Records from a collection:
──────────────────────────────

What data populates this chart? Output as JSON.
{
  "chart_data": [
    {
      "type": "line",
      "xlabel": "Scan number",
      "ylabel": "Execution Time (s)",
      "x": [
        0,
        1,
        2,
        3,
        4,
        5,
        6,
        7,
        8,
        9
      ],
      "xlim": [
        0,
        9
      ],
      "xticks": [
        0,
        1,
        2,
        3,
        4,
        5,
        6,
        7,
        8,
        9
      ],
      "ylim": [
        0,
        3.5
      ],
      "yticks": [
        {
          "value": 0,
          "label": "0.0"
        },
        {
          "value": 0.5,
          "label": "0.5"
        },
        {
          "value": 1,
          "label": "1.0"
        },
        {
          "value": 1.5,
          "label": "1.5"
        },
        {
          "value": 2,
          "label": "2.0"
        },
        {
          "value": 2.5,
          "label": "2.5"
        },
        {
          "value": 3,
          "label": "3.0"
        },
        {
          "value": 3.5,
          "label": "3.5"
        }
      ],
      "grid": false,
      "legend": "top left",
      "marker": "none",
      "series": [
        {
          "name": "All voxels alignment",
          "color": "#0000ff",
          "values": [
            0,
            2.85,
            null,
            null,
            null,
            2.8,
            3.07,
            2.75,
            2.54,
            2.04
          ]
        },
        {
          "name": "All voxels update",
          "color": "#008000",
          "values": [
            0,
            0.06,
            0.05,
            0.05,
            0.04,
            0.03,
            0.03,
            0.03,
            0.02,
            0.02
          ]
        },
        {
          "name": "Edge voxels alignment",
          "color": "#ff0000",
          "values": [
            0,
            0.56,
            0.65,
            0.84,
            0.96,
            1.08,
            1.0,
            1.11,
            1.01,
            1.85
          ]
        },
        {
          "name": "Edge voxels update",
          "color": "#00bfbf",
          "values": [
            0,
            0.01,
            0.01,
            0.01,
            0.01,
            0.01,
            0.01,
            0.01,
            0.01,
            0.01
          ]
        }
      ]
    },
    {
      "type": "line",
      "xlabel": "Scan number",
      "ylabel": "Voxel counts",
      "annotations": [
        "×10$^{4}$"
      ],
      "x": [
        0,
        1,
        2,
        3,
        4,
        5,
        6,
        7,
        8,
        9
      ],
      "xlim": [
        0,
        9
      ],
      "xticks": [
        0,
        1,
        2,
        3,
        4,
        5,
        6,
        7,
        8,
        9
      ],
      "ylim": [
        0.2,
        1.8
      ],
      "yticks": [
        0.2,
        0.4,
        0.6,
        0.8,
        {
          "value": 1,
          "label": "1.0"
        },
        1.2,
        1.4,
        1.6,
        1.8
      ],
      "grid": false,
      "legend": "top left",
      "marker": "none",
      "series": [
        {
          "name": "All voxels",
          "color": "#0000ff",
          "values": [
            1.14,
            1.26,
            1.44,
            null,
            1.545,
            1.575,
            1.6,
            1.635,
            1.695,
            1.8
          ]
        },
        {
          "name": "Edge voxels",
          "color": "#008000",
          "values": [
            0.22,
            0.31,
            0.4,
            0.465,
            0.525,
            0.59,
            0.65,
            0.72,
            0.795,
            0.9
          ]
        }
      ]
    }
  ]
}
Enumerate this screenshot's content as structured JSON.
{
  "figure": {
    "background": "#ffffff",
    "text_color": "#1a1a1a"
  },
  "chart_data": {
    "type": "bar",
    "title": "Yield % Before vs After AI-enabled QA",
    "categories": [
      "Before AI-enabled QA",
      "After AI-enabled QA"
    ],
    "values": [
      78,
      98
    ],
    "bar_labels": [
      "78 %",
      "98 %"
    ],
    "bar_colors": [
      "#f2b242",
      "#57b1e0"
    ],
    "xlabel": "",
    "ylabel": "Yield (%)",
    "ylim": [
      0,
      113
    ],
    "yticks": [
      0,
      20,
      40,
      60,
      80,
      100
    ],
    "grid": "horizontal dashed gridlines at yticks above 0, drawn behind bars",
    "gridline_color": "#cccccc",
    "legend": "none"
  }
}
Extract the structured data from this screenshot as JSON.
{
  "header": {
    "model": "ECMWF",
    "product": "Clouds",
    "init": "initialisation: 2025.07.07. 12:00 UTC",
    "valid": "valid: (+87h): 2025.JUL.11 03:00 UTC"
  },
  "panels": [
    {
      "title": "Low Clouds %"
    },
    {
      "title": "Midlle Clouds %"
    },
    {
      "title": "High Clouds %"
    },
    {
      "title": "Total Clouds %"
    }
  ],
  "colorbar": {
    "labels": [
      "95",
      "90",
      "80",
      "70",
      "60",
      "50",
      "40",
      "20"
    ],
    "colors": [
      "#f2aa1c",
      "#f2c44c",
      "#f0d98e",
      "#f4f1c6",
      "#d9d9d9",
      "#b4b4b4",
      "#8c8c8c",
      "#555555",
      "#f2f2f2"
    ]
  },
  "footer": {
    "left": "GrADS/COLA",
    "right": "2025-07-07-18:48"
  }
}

──────────────────────────────

* Your task *
Write out the records above again, keeping each one identical to the original.

* Answer below *
What data populates this chart? Output as JSON.
{
  "chart_data": [
    {
      "type": "line",
      "xlabel": "Scan number",
      "ylabel": "Execution Time (s)",
      "x": [
        0,
        1,
        2,
        3,
        4,
        5,
        6,
        7,
        8,
        9
      ],
      "xlim": [
        0,
        9
      ],
      "xticks": [
        0,
        1,
        2,
        3,
        4,
        5,
        6,
        7,
        8,
        9
      ],
      "ylim": [
        0,
        3.5
      ],
      "yticks": [
        {
          "value": 0,
          "label": "0.0"
        },
        {
          "value": 0.5,
          "label": "0.5"
        },
        {
          "value": 1,
          "label": "1.0"
        },
        {
          "value": 1.5,
          "label": "1.5"
        },
        {
          "value": 2,
          "label": "2.0"
        },
        {
          "value": 2.5,
          "label": "2.5"
        },
        {
          "value": 3,
          "label": "3.0"
        },
        {
          "value": 3.5,
          "label": "3.5"
        }
      ],
      "grid": false,
      "legend": "top left",
      "marker": "none",
      "series": [
        {
          "name": "All voxels alignment",
          "color": "#0000ff",
          "values": [
            0,
            2.85,
            null,
            null,
            null,
            2.8,
            3.07,
            2.75,
            2.54,
            2.04
          ]
        },
        {
          "name": "All voxels update",
          "color": "#008000",
          "values": [
            0,
            0.06,
            0.05,
            0.05,
            0.04,
            0.03,
            0.03,
            0.03,
            0.02,
            0.02
          ]
        },
        {
          "name": "Edge voxels alignment",
          "color": "#ff0000",
          "values": [
            0,
            0.56,
            0.65,
            0.84,
            0.96,
            1.08,
            1.0,
            1.11,
            1.01,
            1.85
          ]
        },
        {
          "name": "Edge voxels update",
          "color": "#00bfbf",
          "values": [
            0,
            0.01,
            0.01,
            0.01,
            0.01,
            0.01,
            0.01,
            0.01,
            0.01,
            0.01
          ]
        }
      ]
    },
    {
      "type": "line",
      "xlabel": "Scan number",
      "ylabel": "Voxel counts",
      "annotations": [
        "×10$^{4}$"
      ],
      "x": [
        0,
        1,
        2,
        3,
        4,
        5,
        6,
        7,
        8,
        9
      ],
      "xlim": [
        0,
        9
      ],
      "xticks": [
        0,
        1,
        2,
        3,
        4,
        5,
        6,
        7,
        8,
        9
      ],
      "ylim": [
        0.2,
        1.8
      ],
      "yticks": [
        0.2,
        0.4,
        0.6,
        0.8,
        {
          "value": 1,
          "label": "1.0"
        },
        1.2,
        1.4,
        1.6,
        1.8
      ],
      "grid": false,
      "legend": "top left",
      "marker": "none",
      "series": [
        {
          "name": "All voxels",
          "color": "#0000ff",
          "values": [
            1.14,
            1.26,
            1.44,
            null,
            1.545,
            1.575,
            1.6,
            1.635,
            1.695,
            1.8
          ]
        },
        {
          "name": "Edge voxels",
          "color": "#008000",
          "values": [
            0.22,
            0.31,
            0.4,
            0.465,
            0.525,
            0.59,
            0.65,
            0.72,
            0.795,
            0.9
          ]
        }
      ]
    }
  ]
}
Enumerate this screenshot's content as structured JSON.
{
  "figure": {
    "background": "#ffffff",
    "text_color": "#1a1a1a"
  },
  "chart_data": {
    "type": "bar",
    "title": "Yield % Before vs After AI-enabled QA",
    "categories": [
      "Before AI-enabled QA",
      "After AI-enabled QA"
    ],
    "values": [
      78,
      98
    ],
    "bar_labels": [
      "78 %",
      "98 %"
    ],
    "bar_colors": [
      "#f2b242",
      "#57b1e0"
    ],
    "xlabel": "",
    "ylabel": "Yield (%)",
    "ylim": [
      0,
      113
    ],
    "yticks": [
      0,
      20,
      40,
      60,
      80,
      100
    ],
    "grid": "horizontal dashed gridlines at yticks above 0, drawn behind bars",
    "gridline_color": "#cccccc",
    "legend": "none"
  }
}
Extract the structured data from this screenshot as JSON.
{
  "header": {
    "model": "ECMWF",
    "product": "Clouds",
    "init": "initialisation: 2025.07.07. 12:00 UTC",
    "valid": "valid: (+87h): 2025.JUL.11 03:00 UTC"
  },
  "panels": [
    {
      "title": "Low Clouds %"
    },
    {
      "title": "Midlle Clouds %"
    },
    {
      "title": "High Clouds %"
    },
    {
      "title": "Total Clouds %"
    }
  ],
  "colorbar": {
    "labels": [
      "95",
      "90",
      "80",
      "70",
      "60",
      "50",
      "40",
      "20"
    ],
    "colors": [
      "#f2aa1c",
      "#f2c44c",
      "#f0d98e",
      "#f4f1c6",
      "#d9d9d9",
      "#b4b4b4",
      "#8c8c8c",
      "#555555",
      "#f2f2f2"
    ]
  },
  "footer": {
    "left": "GrADS/COLA",
    "right": "2025-07-07-18:48"
  }
}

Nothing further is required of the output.